-- start GIVEN INFORMATION --

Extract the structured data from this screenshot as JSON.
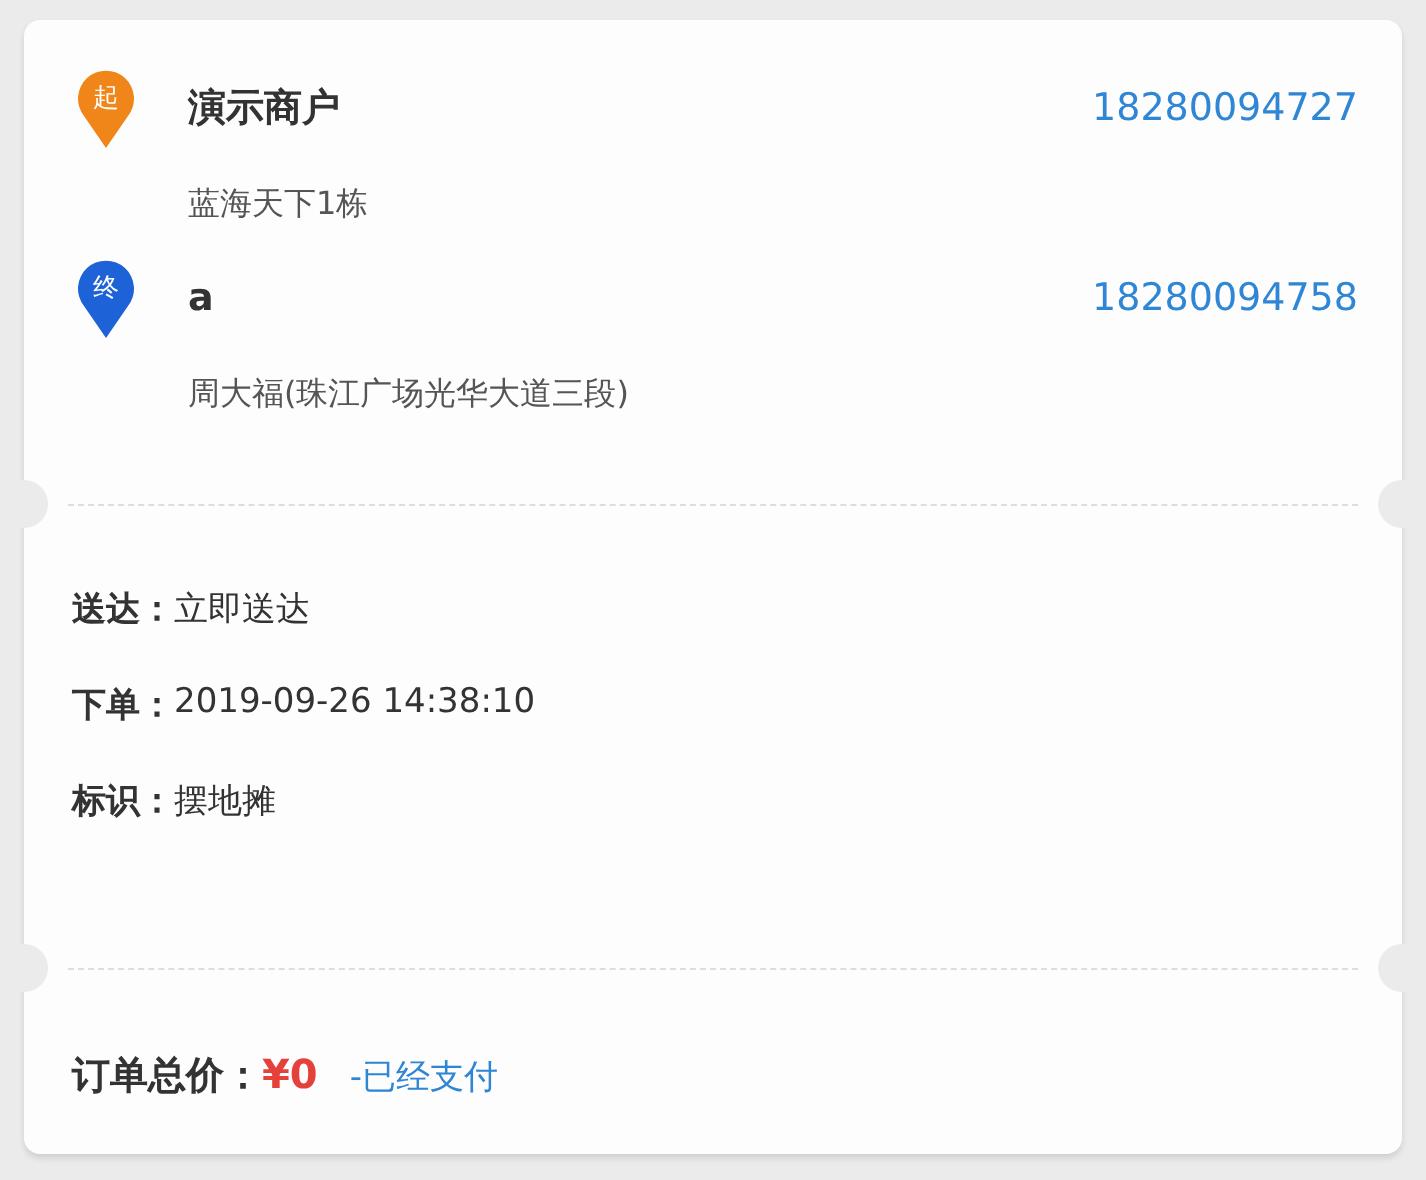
{
  "stops": [
    {
      "badge": "起",
      "color": "#f0861a",
      "name": "演示商户",
      "phone": "18280094727",
      "address": "蓝海天下1栋"
    },
    {
      "badge": "终",
      "color": "#1d62d6",
      "name": "a",
      "phone": "18280094758",
      "address": "周大福(珠江广场光华大道三段)"
    }
  ],
  "details": [
    {
      "label": "送达：",
      "value": "立即送达"
    },
    {
      "label": "下单：",
      "value": "2019-09-26 14:38:10"
    },
    {
      "label": "标识：",
      "value": "摆地摊"
    }
  ],
  "total": {
    "label": "订单总价：",
    "amount": "¥0",
    "status": "-已经支付"
  }
}
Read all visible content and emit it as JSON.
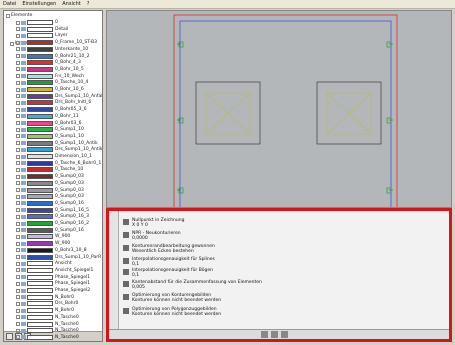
{
  "menu": [
    "Datei",
    "Einstellungen",
    "Ansicht",
    "?"
  ],
  "tree": {
    "root": "Elemente",
    "group_label": "Layer",
    "items": [
      {
        "label": "0",
        "color": "#ffffff"
      },
      {
        "label": "Detail",
        "color": "#ffffff"
      },
      {
        "label": "Layer",
        "color": "#ffffff"
      },
      {
        "label": "0_Frame_10_ST-B3",
        "color": "#b62c26"
      },
      {
        "label": "Unterkante_10",
        "color": "#404040"
      },
      {
        "label": "0_Bohr21_10_2",
        "color": "#3a78c2"
      },
      {
        "label": "0_Bohr_4_3",
        "color": "#ff2020"
      },
      {
        "label": "0_Bohr_10_5",
        "color": "#c23a86"
      },
      {
        "label": "Frs_10_Wech",
        "color": "#a8e0e0"
      },
      {
        "label": "0_Tasche_10_4",
        "color": "#1f9e3c"
      },
      {
        "label": "0_Bohr_10_6",
        "color": "#c9b04a"
      },
      {
        "label": "Drs_Sump1_10_AnfahrTa",
        "color": "#6a3aa2"
      },
      {
        "label": "Drs_Bohr_Initl_6",
        "color": "#d13030"
      },
      {
        "label": "0_Bohr05_3_6",
        "color": "#2c4a9e"
      },
      {
        "label": "0_Bohr_11",
        "color": "#3ab0d8"
      },
      {
        "label": "0_Bohr03_6",
        "color": "#e84c8c"
      },
      {
        "label": "0_Sump1_10",
        "color": "#2ab046"
      },
      {
        "label": "0_Sump1_10",
        "color": "#9acb5a"
      },
      {
        "label": "0_Sump1_10_Antik",
        "color": "#7a7a7a"
      },
      {
        "label": "Drs_Sump1_10_Antik",
        "color": "#38a0d0"
      },
      {
        "label": "Dimension_10_1",
        "color": "#dedede"
      },
      {
        "label": "0_Tasche_6_Bohr0_1",
        "color": "#2c3c9e"
      },
      {
        "label": "0_Tasche_10",
        "color": "#c82a2a"
      },
      {
        "label": "0_Sump0_03",
        "color": "#7a2a2a"
      },
      {
        "label": "0_Sump0_03",
        "color": "#8a8a8a"
      },
      {
        "label": "0_Sump0_03",
        "color": "#9a9a9a"
      },
      {
        "label": "0_Sump0_03",
        "color": "#aaaaaa"
      },
      {
        "label": "0_Sump0_16",
        "color": "#2a6cc8"
      },
      {
        "label": "0_Sump1_16_5",
        "color": "#3c46a8"
      },
      {
        "label": "0_Sump0_16_3",
        "color": "#5a6ac8"
      },
      {
        "label": "0_Sump0_16_2",
        "color": "#2aa03c"
      },
      {
        "label": "0_Sump0_16",
        "color": "#5a5a5a"
      },
      {
        "label": "W_900",
        "color": "#c8b8e8"
      },
      {
        "label": "W_900",
        "color": "#9a3ab0"
      },
      {
        "label": "0_Bohr3_10_8",
        "color": "#1a1a1a"
      },
      {
        "label": "Drs_Sump1_10_ParR",
        "color": "#2850b0"
      },
      {
        "label": "Ansicht",
        "color": "#ffffff"
      },
      {
        "label": "Ansicht_Spiegel1",
        "color": "#ffffff"
      },
      {
        "label": "Phase_Spiegel1",
        "color": "#ffffff"
      },
      {
        "label": "Phase_Spiegel1",
        "color": "#ffffff"
      },
      {
        "label": "Phase_Spiegel2",
        "color": "#ffffff"
      },
      {
        "label": "N_Bohr0",
        "color": "#ffffff"
      },
      {
        "label": "Drs_Bohr0",
        "color": "#ffffff"
      },
      {
        "label": "N_Bohr0",
        "color": "#ffffff"
      },
      {
        "label": "N_Tasche0",
        "color": "#ffffff"
      },
      {
        "label": "N_Tasche0",
        "color": "#ffffff"
      },
      {
        "label": "N_Tasche0",
        "color": "#ffffff"
      },
      {
        "label": "N_Tasche0",
        "color": "#ffffff"
      }
    ]
  },
  "messages": [
    {
      "title": "Nullpunkt in Zeichnung",
      "detail": "X 0   Y 0"
    },
    {
      "title": "NPR - Neukonturieren",
      "detail": "0,0000"
    },
    {
      "title": "Konturenrandbearbeitung gewonnen",
      "detail": "Wesentlich Ecken bestehen"
    },
    {
      "title": "Interpolationsgenauigkeit für Splines",
      "detail": "0,1"
    },
    {
      "title": "Interpolationsgenauigkeit für Bögen",
      "detail": "0,1"
    },
    {
      "title": "Kantenabstand für die Zusammenfassung von Elementen",
      "detail": "0,005"
    },
    {
      "title": "Optimierung von Konturengebilden",
      "detail": "Konturen können nicht beendet werden"
    },
    {
      "title": "Optimierung von Polygonzuggebilden",
      "detail": "Konturen können nicht beendet werden"
    }
  ],
  "colors": {
    "accent": "#d8141a",
    "canvas": "#b4b7ba"
  }
}
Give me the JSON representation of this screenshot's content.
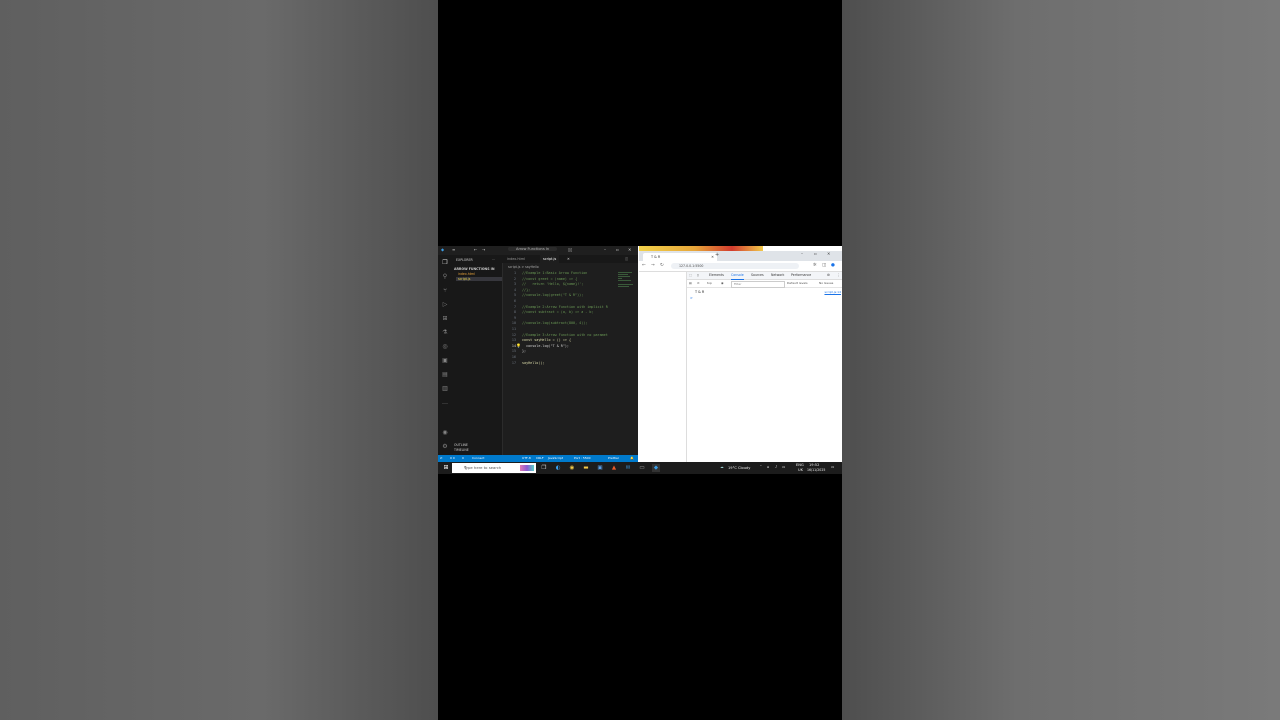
{
  "colors": {
    "vscode_bg": "#1e1e1e",
    "status_bar": "#007acc",
    "taskbar": "#1c1c1c",
    "accent": "#1a73e8"
  },
  "vscode": {
    "title": "Arrow Functions In",
    "explorer_header": "EXPLORER",
    "folder": "ARROW FUNCTIONS IN",
    "files": [
      "index.html",
      "script.js"
    ],
    "outline": "OUTLINE",
    "timeline": "TIMELINE",
    "tabs": [
      "index.html",
      "script.js"
    ],
    "breadcrumb": "script.js > sayHello",
    "code_lines": [
      "//Example 1:Basic Arrow Function",
      "//const greet = (name) => {",
      "//   return 'Hello, ${name}!';",
      "//};",
      "//console.log(greet(\"T & R\"));",
      "",
      "//Example 2:Arrow Function with implicit R",
      "//const subtract = (a, b) => a - b;",
      "",
      "//console.log(subtract(800, 4));",
      "",
      "//Example 3:Arrow Function with no paramet",
      "const sayHello = () => {",
      "  console.log(\"T & R\");",
      "};",
      "",
      "sayHello();"
    ],
    "status": {
      "errors": "0 0",
      "warnings": "0",
      "connect": "Connect",
      "encoding": "UTF-8",
      "eol": "CRLF",
      "language": "JavaScript",
      "port": "Port : 5500",
      "prettier": "Prettier"
    }
  },
  "browser": {
    "tab_title": "T & R",
    "url": "127.0.0.1:5500",
    "devtools_tabs": [
      "Elements",
      "Console",
      "Sources",
      "Network",
      "Performance"
    ],
    "context": "top",
    "filter_placeholder": "Filter",
    "levels": "Default levels",
    "issues": "No Issues",
    "console_output": "T & R",
    "console_source": "script.js:14",
    "prompt": ">"
  },
  "taskbar": {
    "search_placeholder": "Type here to search",
    "weather": "19°C Cloudy",
    "language": "ENG",
    "region": "UK",
    "time": "19:52",
    "date": "16/11/2025"
  }
}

-- end GIVEN INFORMATION --

__WHAT YOU WILL DO__:
Every line of the data above should be quoted exactly. Omit the pictures.

__FULL ANSWER__:
Extract the structured data from this screenshot as JSON.
{
  "stops": [
    {
      "badge": "起",
      "color": "#f0861a",
      "name": "演示商户",
      "phone": "18280094727",
      "address": "蓝海天下1栋"
    },
    {
      "badge": "终",
      "color": "#1d62d6",
      "name": "a",
      "phone": "18280094758",
      "address": "周大福(珠江广场光华大道三段)"
    }
  ],
  "details": [
    {
      "label": "送达：",
      "value": "立即送达"
    },
    {
      "label": "下单：",
      "value": "2019-09-26 14:38:10"
    },
    {
      "label": "标识：",
      "value": "摆地摊"
    }
  ],
  "total": {
    "label": "订单总价：",
    "amount": "¥0",
    "status": "-已经支付"
  }
}
Read all visible content and emit it as JSON.
{
  "menu": [
    "Datei",
    "Einstellungen",
    "Ansicht",
    "?"
  ],
  "tree": {
    "root": "Elemente",
    "group_label": "Layer",
    "items": [
      {
        "label": "0",
        "color": "#ffffff"
      },
      {
        "label": "Detail",
        "color": "#ffffff"
      },
      {
        "label": "Layer",
        "color": "#ffffff"
      },
      {
        "label": "0_Frame_10_ST-B3",
        "color": "#b62c26"
      },
      {
        "label": "Unterkante_10",
        "color": "#404040"
      },
      {
        "label": "0_Bohr21_10_2",
        "color": "#3a78c2"
      },
      {
        "label": "0_Bohr_4_3",
        "color": "#ff2020"
      },
      {
        "label": "0_Bohr_10_5",
        "color": "#c23a86"
      },
      {
        "label": "Frs_10_Wech",
        "color": "#a8e0e0"
      },
      {
        "label": "0_Tasche_10_4",
        "color": "#1f9e3c"
      },
      {
        "label": "0_Bohr_10_6",
        "color": "#c9b04a"
      },
      {
        "label": "Drs_Sump1_10_AnfahrTa",
        "color": "#6a3aa2"
      },
      {
        "label": "Drs_Bohr_Initl_6",
        "color": "#d13030"
      },
      {
        "label": "0_Bohr05_3_6",
        "color": "#2c4a9e"
      },
      {
        "label": "0_Bohr_11",
        "color": "#3ab0d8"
      },
      {
        "label": "0_Bohr03_6",
        "color": "#e84c8c"
      },
      {
        "label": "0_Sump1_10",
        "color": "#2ab046"
      },
      {
        "label": "0_Sump1_10",
        "color": "#9acb5a"
      },
      {
        "label": "0_Sump1_10_Antik",
        "color": "#7a7a7a"
      },
      {
        "label": "Drs_Sump1_10_Antik",
        "color": "#38a0d0"
      },
      {
        "label": "Dimension_10_1",
        "color": "#dedede"
      },
      {
        "label": "0_Tasche_6_Bohr0_1",
        "color": "#2c3c9e"
      },
      {
        "label": "0_Tasche_10",
        "color": "#c82a2a"
      },
      {
        "label": "0_Sump0_03",
        "color": "#7a2a2a"
      },
      {
        "label": "0_Sump0_03",
        "color": "#8a8a8a"
      },
      {
        "label": "0_Sump0_03",
        "color": "#9a9a9a"
      },
      {
        "label": "0_Sump0_03",
        "color": "#aaaaaa"
      },
      {
        "label": "0_Sump0_16",
        "color": "#2a6cc8"
      },
      {
        "label": "0_Sump1_16_5",
        "color": "#3c46a8"
      },
      {
        "label": "0_Sump0_16_3",
        "color": "#5a6ac8"
      },
      {
        "label": "0_Sump0_16_2",
        "color": "#2aa03c"
      },
      {
        "label": "0_Sump0_16",
        "color": "#5a5a5a"
      },
      {
        "label": "W_900",
        "color": "#c8b8e8"
      },
      {
        "label": "W_900",
        "color": "#9a3ab0"
      },
      {
        "label": "0_Bohr3_10_8",
        "color": "#1a1a1a"
      },
      {
        "label": "Drs_Sump1_10_ParR",
        "color": "#2850b0"
      },
      {
        "label": "Ansicht",
        "color": "#ffffff"
      },
      {
        "label": "Ansicht_Spiegel1",
        "color": "#ffffff"
      },
      {
        "label": "Phase_Spiegel1",
        "color": "#ffffff"
      },
      {
        "label": "Phase_Spiegel1",
        "color": "#ffffff"
      },
      {
        "label": "Phase_Spiegel2",
        "color": "#ffffff"
      },
      {
        "label": "N_Bohr0",
        "color": "#ffffff"
      },
      {
        "label": "Drs_Bohr0",
        "color": "#ffffff"
      },
      {
        "label": "N_Bohr0",
        "color": "#ffffff"
      },
      {
        "label": "N_Tasche0",
        "color": "#ffffff"
      },
      {
        "label": "N_Tasche0",
        "color": "#ffffff"
      },
      {
        "label": "N_Tasche0",
        "color": "#ffffff"
      },
      {
        "label": "N_Tasche0",
        "color": "#ffffff"
      }
    ]
  },
  "messages": [
    {
      "title": "Nullpunkt in Zeichnung",
      "detail": "X 0   Y 0"
    },
    {
      "title": "NPR - Neukonturieren",
      "detail": "0,0000"
    },
    {
      "title": "Konturenrandbearbeitung gewonnen",
      "detail": "Wesentlich Ecken bestehen"
    },
    {
      "title": "Interpolationsgenauigkeit für Splines",
      "detail": "0,1"
    },
    {
      "title": "Interpolationsgenauigkeit für Bögen",
      "detail": "0,1"
    },
    {
      "title": "Kantenabstand für die Zusammenfassung von Elementen",
      "detail": "0,005"
    },
    {
      "title": "Optimierung von Konturengebilden",
      "detail": "Konturen können nicht beendet werden"
    },
    {
      "title": "Optimierung von Polygonzuggebilden",
      "detail": "Konturen können nicht beendet werden"
    }
  ],
  "colors": {
    "accent": "#d8141a",
    "canvas": "#b4b7ba"
  }
}
Give me the JSON representation of this screenshot's content.
{
  "colors": {
    "vscode_bg": "#1e1e1e",
    "status_bar": "#007acc",
    "taskbar": "#1c1c1c",
    "accent": "#1a73e8"
  },
  "vscode": {
    "title": "Arrow Functions In",
    "explorer_header": "EXPLORER",
    "folder": "ARROW FUNCTIONS IN",
    "files": [
      "index.html",
      "script.js"
    ],
    "outline": "OUTLINE",
    "timeline": "TIMELINE",
    "tabs": [
      "index.html",
      "script.js"
    ],
    "breadcrumb": "script.js > sayHello",
    "code_lines": [
      "//Example 1:Basic Arrow Function",
      "//const greet = (name) => {",
      "//   return 'Hello, ${name}!';",
      "//};",
      "//console.log(greet(\"T & R\"));",
      "",
      "//Example 2:Arrow Function with implicit R",
      "//const subtract = (a, b) => a - b;",
      "",
      "//console.log(subtract(800, 4));",
      "",
      "//Example 3:Arrow Function with no paramet",
      "const sayHello = () => {",
      "  console.log(\"T & R\");",
      "};",
      "",
      "sayHello();"
    ],
    "status": {
      "errors": "0 0",
      "warnings": "0",
      "connect": "Connect",
      "encoding": "UTF-8",
      "eol": "CRLF",
      "language": "JavaScript",
      "port": "Port : 5500",
      "prettier": "Prettier"
    }
  },
  "browser": {
    "tab_title": "T & R",
    "url": "127.0.0.1:5500",
    "devtools_tabs": [
      "Elements",
      "Console",
      "Sources",
      "Network",
      "Performance"
    ],
    "context": "top",
    "filter_placeholder": "Filter",
    "levels": "Default levels",
    "issues": "No Issues",
    "console_output": "T & R",
    "console_source": "script.js:14",
    "prompt": ">"
  },
  "taskbar": {
    "search_placeholder": "Type here to search",
    "weather": "19°C Cloudy",
    "language": "ENG",
    "region": "UK",
    "time": "19:52",
    "date": "16/11/2025"
  }
}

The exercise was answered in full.